- **ARTICLE**:
»»
ASTRONOMY UPDATE 2002
James B. Kaler
Department of Astronomy, University of
Illinois
First published in the Proceedings of the 38th Annual GLPA
Conference, Menasha, WI, October 23-26, 2002. Reprinted by
permission.
Abstract
New discoveries continue to flood in, from the Earth's
symmetrical aurorae to the huge redshifts of the most distant
galaxies and theories of the origin of Big Bang itself. Along
the way we imaged a comet, found more of Pluto's Kuiper Belt
company, discovered lots more planets in orbit around other
stars, heard that pulsar ages are not as well known as we
thought, located medium-sized black holes, and ran up against
quark stars, changes in fundamental constants, a green Universe,
and BRANES. Sir Fred would have loved it.
Goodbye and Hello
Beginnings and endings are an intimate part of astronomy, and so
it is with astronomers as well, as we say farewell to one of the
great ones, Fred Hoyle (1915-2001), who helped pioneer cosmology
and the science of the origins of the elements. Goodby too to
the CONTOUR Spacecraft, whose rocket blew it apart, and to 11,000
vacuum tubes of the Super-Kamiokande neutrino detector,
completely disabling it.
On the other hand, hello to the Sloan Sky Survey data at their
website at http://skyserver.fnal.gov, as well as to the new
Hubble Advanced Camera for Surveys and the new NICMOS camera. A
hello too to the contract for the Next Generation Space Telescope
(renamed the James T. Webb Telescope) and to the National Virtual
Observatory, which will compile a vast amount of survey data for
astronomers to use without observing for themselves (rather sad
in a way...).
Earth-Moon-Sun
For the first time, aurorae have been seen to be mirror images of
each other, as long suspected. Other than the Moon being hit
with some Leonids, the big news is that we are finally doing
something with Earthshine (rather than with Moonshine, which is
in SEPA territory). The brightness of Earthlight is useful in
determining the global state of the Earth's reflectivity, which
factors into climate studies. And for all those who are
impressed with such things (including myself), we have the
stunning news of Saturn being in that famous constellation of the
Zodiac, Orion. Really! A little piece of the modern boundary
sticks up toward the ecliptic, while Saturn is a bit below the
ecliptic, and there we are.
««
- **REQUIRED WORK**:
- 1) In the "Goodbye and Hello" section of the astronomy update, list every item the author welcomes with a hello.
- 2) Write the next part of the astronomy update, starting right after its final sentence.

- **SUPPLIED DATA**:
»»
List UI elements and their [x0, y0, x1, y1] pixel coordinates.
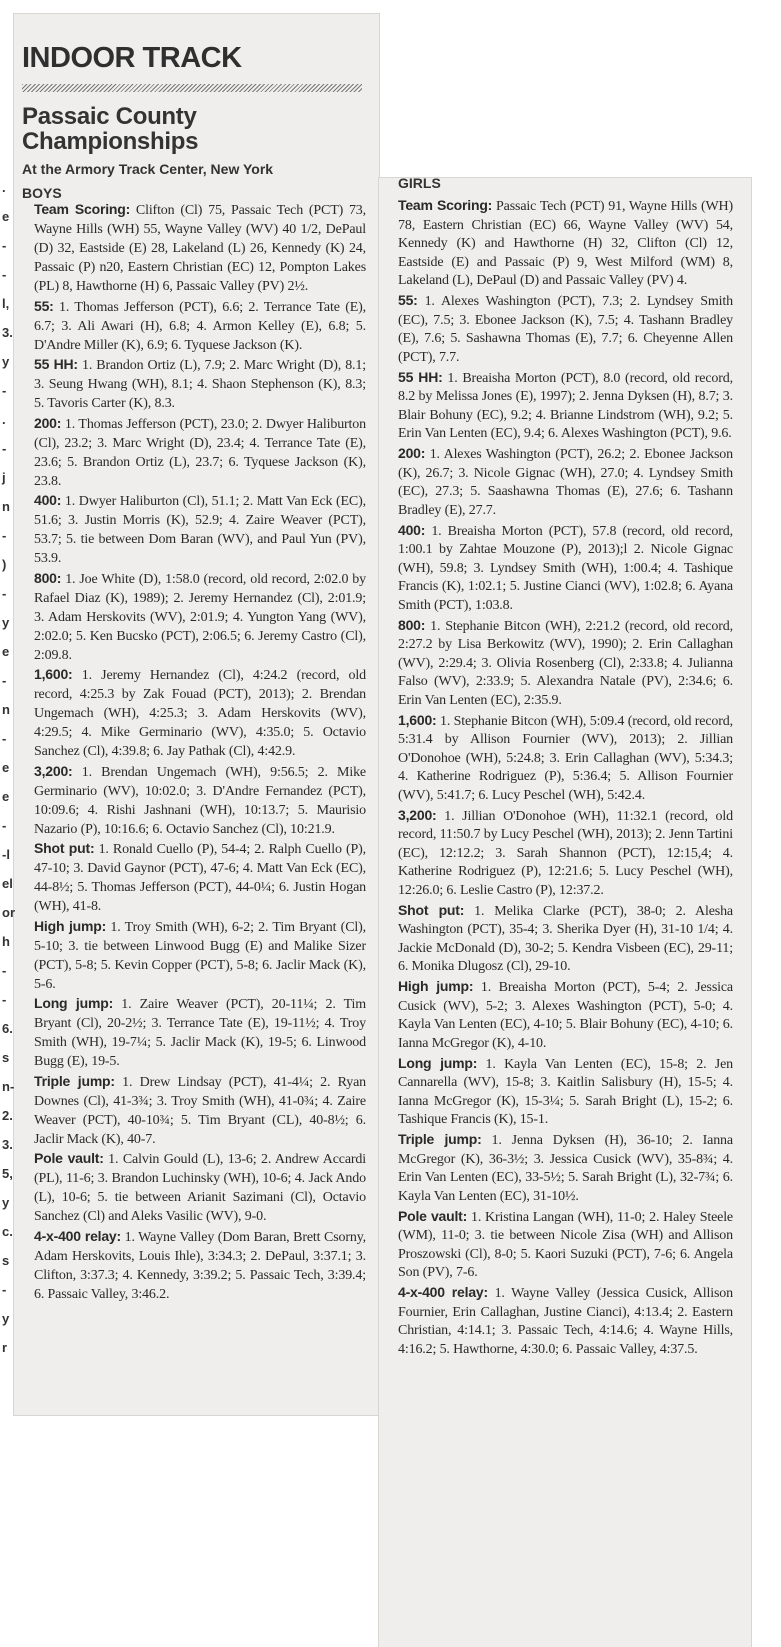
edge-fragment: e [2, 644, 10, 659]
edge-fragment: or [2, 905, 15, 920]
event-name: 1,600: [398, 711, 437, 728]
event-results: 1. Jillian O'Donohoe (WH), 11:32.1 (record, old record, 11:50.7 by Lucy Peschel (WH), 2013); 2. Jenn Tartini (EC), 12:12.2; 3. Sarah Shannon (PCT), 12:15,4; 4. Katherine Rodriguez (P), 12:21.6; 5. Lucy Peschel (WH), 12:26.0; 6. Leslie Castro (P), 12:37.2. [398, 808, 733, 898]
result-entry [398, 977, 733, 1053]
edge-fragment: e [2, 760, 10, 775]
event-results: 1. Breaisha Morton (PCT), 8.0 (record, old record, 8.2 by Melissa Jones (E), 1997); 2. Jenna Dyksen (H), 8.7; 3. Blair Bohuny (EC), 9.2; 4. Brianne Lindstrom (WH), 9.2; 5. Erin Van Lenten (EC), 9.4; 6. Alexes Washington (PCT), 9.6. [398, 370, 733, 441]
event-results: Clifton (Cl) 75, Passaic Tech (PCT) 73, Wayne Hills (WH) 55, Wayne Valley (WV) 40 1/2, DePaul (D) 32, Eastside (E) 28, Lakeland (L) 26, Kennedy (K) 24, Passaic (P) n20, Eastern Christian (EC) 12, Pompton Lakes (PL) 8, Hawthorne (H) 6, Passaic Valley (PV) 2½. [34, 203, 367, 294]
result-entry [34, 297, 366, 355]
edge-fragment: r [2, 1340, 8, 1355]
event-name: Team Scoring: [34, 201, 131, 217]
event-name: Triple jump: [398, 1131, 482, 1147]
event-results: 1. Brandon Ortiz (L), 7.9; 2. Marc Wright (D), 8.1; 3. Seung Hwang (WH), 8.1; 4. Shaon Stephenson (K), 8.3; 5. Tavoris Carter (K), 8.3. [34, 358, 366, 411]
event-name: Pole vault: [398, 1207, 468, 1224]
edge-fragment: . [2, 412, 6, 427]
event-results: 1. Stephanie Bitcon (WH), 2:21.2 (record, old record, 2:27.2 by Lisa Berkowitz (WV), 1990); 2. Erin Callaghan (WV), 2:29.4; 3. Olivia Rosenberg (Cl), 2:33.8; 4. Julianna Falso (WV), 2:33.9; 5. Alexandra Natale (PV), 2:34.6; 6. Erin Van Lenten (EC), 2:35.9. [398, 618, 733, 708]
edge-fragment: . [2, 180, 6, 195]
edge-fragment: y [2, 615, 10, 630]
result-entry [34, 491, 366, 568]
boys-label: BOYS [22, 185, 62, 201]
edge-fragment: y [2, 1195, 10, 1210]
event-name: 800: [34, 569, 62, 586]
event-results: 1. Jenna Dyksen (H), 36-10; 2. Ianna McGregor (K), 36-3½; 3. Jessica Cusick (WV), 35-8¾; 4. Erin Van Lenten (EC), 33-5½; 5. Sarah Bright (L), 32-7¾; 6. Kayla Van Lenten (EC), 31-10½. [398, 1133, 733, 1204]
event-name: 800: [398, 616, 426, 633]
event-name: Shot put: [34, 840, 95, 856]
event-name: Long jump: [398, 1054, 478, 1071]
girls-results [398, 196, 733, 1360]
result-entry [34, 917, 366, 994]
edge-fragment: - [2, 238, 7, 253]
edge-fragment: - [2, 528, 7, 543]
headline-line-2: Championships [22, 128, 199, 155]
edge-fragment: - [2, 586, 7, 601]
event-results: 1. Zaire Weaver (PCT), 20-11¼; 2. Tim Bryant (Cl), 20-2½; 3. Terrance Tate (E), 19-11½; 4. Troy Smith (WH), 19-7¼; 5. Jaclir Mack (K), 19-5; 6. Linwood Bugg (E), 19-5. [34, 997, 367, 1069]
event-name: Long jump: [34, 995, 114, 1011]
event-name: 200: [398, 445, 426, 461]
event-results: 1. Alexes Washington (PCT), 26.2; 2. Ebonee Jackson (K), 26.7; 3. Nicole Gignac (WH), 27.0; 4. Lyndsey Smith (EC), 27.3; 5. Saashawna Thomas (E), 27.6; 6. Tashann Bradley (E), 27.7. [398, 447, 733, 518]
event-results: 1. Thomas Jefferson (PCT), 23.0; 2. Dwyer Haliburton (Cl), 23.2; 3. Marc Wright (D), 23.4; 4. Terrance Tate (E), 23.6; 5. Brandon Ortiz (L), 23.7; 6. Tyquese Jackson (K), 23.8. [34, 416, 366, 489]
event-results: 1. Alexes Washington (PCT), 7.3; 2. Lyndsey Smith (EC), 7.5; 3. Ebonee Jackson (K), 7.5; 4. Tashann Bradley (E), 7.6; 5. Sashawna Thomas (E), 7.7; 6. Cheyenne Allen (PCT), 7.7. [398, 294, 733, 365]
edge-fragment: - [2, 992, 7, 1007]
edge-fragment: h [2, 934, 10, 949]
result-entry [398, 368, 733, 444]
result-entry [34, 200, 366, 296]
result-entry [34, 1072, 366, 1149]
result-entry [398, 521, 733, 616]
section-kicker: INDOOR TRACK [22, 42, 242, 74]
result-entry [34, 355, 366, 413]
event-name: Team Scoring: [398, 197, 493, 213]
headline-line-1: Passaic County [22, 103, 197, 130]
edge-fragment: - [2, 441, 7, 456]
article-header [22, 40, 362, 202]
edge-fragment: - [2, 267, 7, 282]
result-entry [398, 901, 733, 977]
edge-fragment: 2. [2, 1108, 13, 1123]
event-results: 1. Wayne Valley (Jessica Cusick, Allison Fournier, Erin Callaghan, Justine Cianci), 4:13.4; 2. Eastern Christian, 4:14.1; 3. Passaic Tech, 4:14.6; 4. Wayne Hills, 4:16.2; 5. Hawthorne, 4:30.0; 6. Passaic Valley, 4:37.5. [398, 1286, 734, 1357]
edge-fragment: y [2, 354, 10, 369]
edge-fragment: ) [2, 557, 7, 572]
result-entry [34, 665, 366, 761]
girls-label: GIRLS [398, 175, 441, 191]
adjacent-column-edge [0, 180, 14, 1410]
kicker-rule [22, 84, 362, 92]
edge-fragment: y [2, 1311, 10, 1326]
edge-fragment: 5, [2, 1166, 13, 1181]
event-name: Shot put: [398, 901, 465, 918]
event-results: 1. Dwyer Haliburton (Cl), 51.1; 2. Matt Van Eck (EC), 51.6; 3. Justin Morris (K), 52.9; 4. Zaire Weaver (PCT), 53.7; 5. tie between Dom Baran (WV), and Paul Yun (PV), 53.9. [34, 494, 366, 566]
edge-fragment: - [2, 1282, 7, 1297]
result-entry [398, 1207, 733, 1283]
event-results: 1. Kristina Langan (WH), 11-0; 2. Haley Steele (WM), 11-0; 3. tie between Nicole Zisa (WH) and Allison Proszowski (Cl), 8-0; 5. Kaori Suzuki (PCT), 7-6; 6. Angela Son (PV), 7-6. [398, 1209, 733, 1280]
result-entry [34, 762, 366, 839]
edge-fragment: n [2, 702, 10, 717]
dateline: At the Armory Track Center, New York [22, 161, 274, 177]
result-entry [34, 414, 366, 491]
event-name: 400: [398, 521, 426, 538]
edge-fragment: 3. [2, 325, 13, 340]
event-results: 1. Stephanie Bitcon (WH), 5:09.4 (record, old record, 5:31.4 by Allison Fournier (WV), 2013); 2. Jillian O'Donohoe (WH), 5:24.8; 3. Erin Callaghan (WV), 5:34.3; 4. Katherine Rodriguez (P), 5:36.4; 5. Allison Fournier (WV), 5:41.7; 6. Lucy Peschel (WH), 5:42.4. [398, 713, 733, 803]
edge-fragment: - [2, 963, 7, 978]
edge-fragment: - [2, 673, 7, 688]
event-name: 55: [398, 292, 418, 308]
edge-fragment: - [2, 383, 7, 398]
edge-fragment: s [2, 1253, 10, 1268]
edge-fragment: 3. [2, 1137, 13, 1152]
edge-fragment: s [2, 1050, 10, 1065]
edge-fragment: 6. [2, 1021, 13, 1036]
result-entry [34, 569, 366, 665]
edge-fragment: - [2, 818, 7, 833]
event-name: 4-x-400 relay: [398, 1284, 488, 1300]
event-results: 1. Melika Clarke (PCT), 38-0; 2. Alesha Washington (PCT), 35-4; 3. Sherika Dyer (H), 31-10 1/4; 4. Jackie McDonald (D), 30-2; 5. Kendra Visbeen (EC), 29-11; 6. Monika Dlugosz (Cl), 29-10. [398, 903, 733, 974]
event-name: 55 HH: [398, 368, 443, 385]
edge-fragment: e [2, 209, 10, 224]
event-results: 1. Breaisha Morton (PCT), 57.8 (record, old record, 1:00.1 by Zahtae Mouzone (P), 2013);l 2. Nicole Gignac (WH), 59.8; 3. Lyndsey Smith (WH), 1:00.4; 4. Tashique Francis (K), 1:02.1; 5. Justine Cianci (WV), 1:02.8; 6. Ayana Smith (PCT), 1:03.8. [398, 523, 733, 613]
result-entry [34, 1149, 366, 1226]
result-entry [398, 1054, 733, 1130]
event-name: 3,200: [398, 806, 437, 823]
event-name: High jump: [398, 978, 474, 994]
event-name: 200: [34, 414, 62, 431]
event-name: 3,200: [34, 762, 73, 779]
result-entry [398, 711, 733, 806]
event-name: High jump: [34, 917, 107, 934]
edge-fragment: n- [2, 1079, 15, 1094]
result-entry [398, 1283, 733, 1359]
event-name: 55 HH: [34, 356, 78, 372]
event-results: 1. Wayne Valley (Dom Baran, Brett Csorny, Adam Herskovits, Louis Ihle), 3:34.3; 2. DePaul, 3:37.1; 3. Clifton, 3:37.3; 4. Kennedy, 3:39.2; 5. Passaic Tech, 3:39.4; 6. Passaic Valley, 3:46.2. [34, 1229, 367, 1302]
event-results: 1. Breaisha Morton (PCT), 5-4; 2. Jessica Cusick (WV), 5-2; 3. Alexes Washington (PCT), 5-0; 4. Kayla Van Lenten (EC), 4-10; 5. Blair Bohuny (EC), 4-10; 6. Ianna McGregor (K), 4-10. [398, 980, 733, 1051]
edge-fragment: j [2, 470, 6, 485]
result-entry [398, 1130, 733, 1206]
event-results: 1. Brendan Ungemach (WH), 9:56.5; 2. Mike Germinario (WV), 10:02.0; 3. D'Andre Fernandez (PCT), 10:09.6; 4. Rishi Jashnani (WH), 10:13.7; 5. Maurisio Nazario (P), 10:16.6; 6. Octavio Sanchez (Cl), 10:21.9. [34, 764, 366, 837]
result-entry [398, 806, 733, 901]
event-name: Triple jump: [34, 1072, 115, 1089]
edge-fragment: el [2, 876, 13, 891]
edge-fragment: -l [2, 847, 10, 862]
event-results: 1. Kayla Van Lenten (EC), 15-8; 2. Jen Cannarella (WV), 15-8; 3. Kaitlin Salisbury (H), 15-5; 4. Ianna McGregor (K), 15-3¼; 5. Sarah Bright (L), 15-2; 6. Tashique Francis (K), 15-1. [398, 1056, 734, 1127]
edge-fragment: c. [2, 1224, 13, 1239]
result-entry [34, 1227, 366, 1304]
event-results: 1. Drew Lindsay (PCT), 41-4¼; 2. Ryan Downes (Cl), 41-3¾; 3. Troy Smith (WH), 41-0¾; 4. Zaire Weaver (PCT), 40-10¾; 5. Tim Bryant (CL), 40-8½; 6. Jaclir Mack (K), 40-7. [34, 1074, 366, 1147]
edge-fragment: e [2, 789, 10, 804]
event-results: 1. Troy Smith (WH), 6-2; 2. Tim Bryant (Cl), 5-10; 3. tie between Linwood Bugg (E) and Malike Sizer (PCT), 5-8; 5. Kevin Copper (PCT), 5-8; 6. Jaclir Mack (K), 5-6. [34, 919, 366, 992]
result-entry [398, 444, 733, 520]
event-results: 1. Thomas Jefferson (PCT), 6.6; 2. Terrance Tate (E), 6.7; 3. Ali Awari (H), 6.8; 4. Armon Kelley (E), 6.8; 5. D'Andre Miller (K), 6.9; 6. Tyquese Jackson (K). [34, 299, 366, 353]
event-name: 1,600: [34, 666, 73, 682]
event-results: 1. Jeremy Hernandez (Cl), 4:24.2 (record, old record, 4:25.3 by Zak Fouad (PCT), 2013); 2. Brendan Ungemach (WH), 4:25.3; 3. Adam Herskovits (WV), 4:29.5; 4. Mike Germinario (WV), 4:35.0; 5. Octavio Sanchez (Cl), 4:39.8; 6. Jay Pathak (Cl), 4:42.9. [34, 668, 366, 759]
event-name: 4-x-400 relay: [34, 1227, 121, 1244]
edge-fragment: - [2, 731, 7, 746]
event-results: Passaic Tech (PCT) 91, Wayne Hills (WH) 78, Eastern Christian (EC) 66, Wayne Valley (WV) 54, Kennedy (K) and Hawthorne (H) 32, Clifton (Cl) 12, Eastside (E) and Passaic (P) 9, West Milford (WM) 8, Lakeland (L), DePaul (D) and Passaic Valley (PV) 4. [398, 199, 733, 288]
edge-fragment: n [2, 499, 10, 514]
event-name: Pole vault: [34, 1150, 104, 1166]
result-entry [34, 994, 366, 1071]
event-results: 1. Joe White (D), 1:58.0 (record, old record, 2:02.0 by Rafael Diaz (K), 1989); 2. Jeremy Hernandez (Cl), 2:01.9; 3. Adam Herskovits (WV), 2:01.9; 4. Yungton Yang (WV), 2:02.0; 5. Ken Bucsko (PCT), 2:06.5; 6. Jeremy Castro (Cl), 2:09.8. [34, 571, 366, 663]
result-entry [398, 196, 733, 291]
result-entry [398, 291, 733, 367]
event-results: 1. Ronald Cuello (P), 54-4; 2. Ralph Cuello (P), 47-10; 3. David Gaynor (PCT), 47-6; 4. Matt Van Eck (EC), 44-8½; 5. Thomas Jefferson (PCT), 44-0¼; 6. Justin Hogan (WH), 41-8. [34, 842, 367, 914]
result-entry [34, 839, 366, 916]
result-entry [398, 616, 733, 711]
event-name: 55: [34, 297, 54, 314]
boys-results [34, 200, 366, 1304]
event-results: 1. Calvin Gould (L), 13-6; 2. Andrew Accardi (PL), 11-6; 3. Brandon Luchinsky (WH), 10-6; 4. Jack Ando (L), 10-6; 5. tie between Arianit Sazimani (Cl), Octavio Sanchez (Cl) and Aleks Vasilic (WV), 9-0. [34, 1152, 366, 1224]
event-name: 400: [34, 492, 62, 508]
edge-fragment: l, [2, 296, 10, 311]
««
- **ANSWERS GIVEN**:
- 1)
- The Sloan Sky Survey data at their website
- The new Hubble Advanced Camera for Surveys
- The new NICMOS camera
- The contract for the Next Generation Space Telescope (renamed the James T. Webb Telescope)
- The National Virtual Observatory

- 2)
The biggest news of the decade (which is still young yet) must be
the solution to the solar neutrino problem. The Sudbury neutrino
detector can pick up all the different kinds of neutrinos
(electron, muon, and tau), which the earlier detectors (limited
to electron neutrinos) could not. They are all now accounted
for, but a good fraction of them change their flavors on their
flight to the Earth, rendering them invisible to Ray Davis's
original telescope and showing that they have mass, thus turning
physics once again on its head. Davis, the originator of it all,
was one of the recipients of the 2002 Nobel Prize in Physics.
Advances in solar physics stretched to the solar surface as well,
as solar oscillations reveal downflows that help keep solar
magnetic fields and sunspots together, sunspots no longer quite
so mysterious (except insofar as how they affect the stock
market...)
Planets
Outward bound to the planets, we encounter Mercury first, whose
surface features are finally falling to radar. Unfortunately,
spacecraft have not approached Mercury since the 1975. That may
change with the planning of new missions, Messenger (2009) and
BeppiColumbo (2011 or so), the latter with a lander.
Venus put on a lovely evening display for us during 2002. Its
backwards rotation is now being explained by the effects of solar
tides on its thick atmosphere, and the coupling of the atmosphere
with the surface.
There is more on Mars than we know what to do with. A few points
suffice, including the appearance of the best picture ever taken
from Earth (with the Hubble of course). The planet did its best
to hide itself in a grand global 2001 dust storm, with little
ones popping up all the time. The gamma ray spectrometer aboard
Odyssey revealed hydrogen near the poles, strongly implying the
existence of subterranean water. The touted layered deposits on
the other hand, rather than coming from lake beds, appear now to
be from volcanic ash.
OH NO, the Great Red Spot is shrinking (!), now 21 degrees
across, marked down from the 35 degrees of a century ago. It
does vary with time, and will probably grow back to its former
glory. X-ray observations show unexplained bright spots at the
Jovian poles, while the Ice Spires of Callisto (a great title for
a novel) remain unexplained as well, except in vague terms as
evaporating ice.
And as Cassini approaches Saturn, the Feds seem to care less
about the Pluto mission, which seems constantly on again, off
again, but perhaps may still go. Watch this space.
So is Pluto or isn't it? The answer is Yes. Or maybe No.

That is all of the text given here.